**What is needed**
List every line below containing "crazy".

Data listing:

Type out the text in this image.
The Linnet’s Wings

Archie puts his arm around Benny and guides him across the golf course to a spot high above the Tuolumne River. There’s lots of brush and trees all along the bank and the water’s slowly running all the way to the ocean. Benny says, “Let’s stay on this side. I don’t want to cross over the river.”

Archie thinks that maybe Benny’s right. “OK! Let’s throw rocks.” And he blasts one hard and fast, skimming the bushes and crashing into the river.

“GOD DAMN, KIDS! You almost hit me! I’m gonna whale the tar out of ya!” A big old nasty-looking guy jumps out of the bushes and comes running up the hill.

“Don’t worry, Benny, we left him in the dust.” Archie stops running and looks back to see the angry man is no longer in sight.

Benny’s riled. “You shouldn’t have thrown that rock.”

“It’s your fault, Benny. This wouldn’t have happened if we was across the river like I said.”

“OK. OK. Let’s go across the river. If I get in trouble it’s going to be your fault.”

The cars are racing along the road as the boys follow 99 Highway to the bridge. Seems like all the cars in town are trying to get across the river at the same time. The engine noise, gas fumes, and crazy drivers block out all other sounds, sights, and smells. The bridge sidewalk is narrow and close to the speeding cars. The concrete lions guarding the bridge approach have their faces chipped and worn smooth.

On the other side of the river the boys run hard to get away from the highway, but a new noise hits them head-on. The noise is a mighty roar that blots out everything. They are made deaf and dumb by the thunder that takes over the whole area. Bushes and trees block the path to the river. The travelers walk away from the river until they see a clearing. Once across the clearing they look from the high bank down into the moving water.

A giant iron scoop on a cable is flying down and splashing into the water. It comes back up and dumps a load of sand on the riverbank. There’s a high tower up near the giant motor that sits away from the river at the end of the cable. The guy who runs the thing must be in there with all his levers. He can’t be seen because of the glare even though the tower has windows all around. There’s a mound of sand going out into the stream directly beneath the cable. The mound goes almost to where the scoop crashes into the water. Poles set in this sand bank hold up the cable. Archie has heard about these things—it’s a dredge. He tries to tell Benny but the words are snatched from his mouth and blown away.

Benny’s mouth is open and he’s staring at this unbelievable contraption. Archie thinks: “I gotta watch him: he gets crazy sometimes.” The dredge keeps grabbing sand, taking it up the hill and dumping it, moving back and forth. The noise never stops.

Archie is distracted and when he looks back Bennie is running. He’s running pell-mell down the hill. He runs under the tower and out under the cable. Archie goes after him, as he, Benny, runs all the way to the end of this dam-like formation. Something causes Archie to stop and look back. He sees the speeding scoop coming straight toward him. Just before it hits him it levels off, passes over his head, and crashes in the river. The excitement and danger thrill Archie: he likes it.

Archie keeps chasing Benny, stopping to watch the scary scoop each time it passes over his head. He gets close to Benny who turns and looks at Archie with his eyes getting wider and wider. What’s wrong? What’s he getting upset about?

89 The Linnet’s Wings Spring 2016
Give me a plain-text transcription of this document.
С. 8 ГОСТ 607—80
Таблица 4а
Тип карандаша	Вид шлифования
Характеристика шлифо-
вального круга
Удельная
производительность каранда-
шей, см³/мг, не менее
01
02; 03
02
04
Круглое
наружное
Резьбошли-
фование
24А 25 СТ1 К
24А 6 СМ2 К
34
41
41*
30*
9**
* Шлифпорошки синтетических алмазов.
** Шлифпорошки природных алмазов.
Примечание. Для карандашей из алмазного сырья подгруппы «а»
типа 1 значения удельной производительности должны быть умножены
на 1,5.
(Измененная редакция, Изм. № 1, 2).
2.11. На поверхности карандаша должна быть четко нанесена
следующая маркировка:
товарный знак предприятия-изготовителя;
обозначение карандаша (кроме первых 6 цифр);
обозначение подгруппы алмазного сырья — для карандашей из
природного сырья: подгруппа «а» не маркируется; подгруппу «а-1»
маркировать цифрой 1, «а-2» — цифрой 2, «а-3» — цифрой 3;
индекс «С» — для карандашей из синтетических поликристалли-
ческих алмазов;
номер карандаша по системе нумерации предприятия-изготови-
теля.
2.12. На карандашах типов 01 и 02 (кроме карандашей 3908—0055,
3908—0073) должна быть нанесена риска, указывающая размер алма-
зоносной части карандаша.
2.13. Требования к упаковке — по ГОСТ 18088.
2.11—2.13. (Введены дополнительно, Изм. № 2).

**Solution to the problem**
The cars are racing along the road as the boys follow 99 Highway to the bridge. Seems like all the cars in town are trying to get across the river at the same time. The engine noise, gas fumes, and crazy drivers block out all other sounds, sights, and smells. The bridge sidewalk is narrow and close to the speeding cars. The concrete lions guarding the bridge approach have their faces chipped and worn smooth.
Benny’s mouth is open and he’s staring at this unbelievable contraption. Archie thinks: “I gotta watch him: he gets crazy sometimes.” The dredge keeps grabbing sand, taking it up the hill and dumping it, moving back and forth. The noise never stops.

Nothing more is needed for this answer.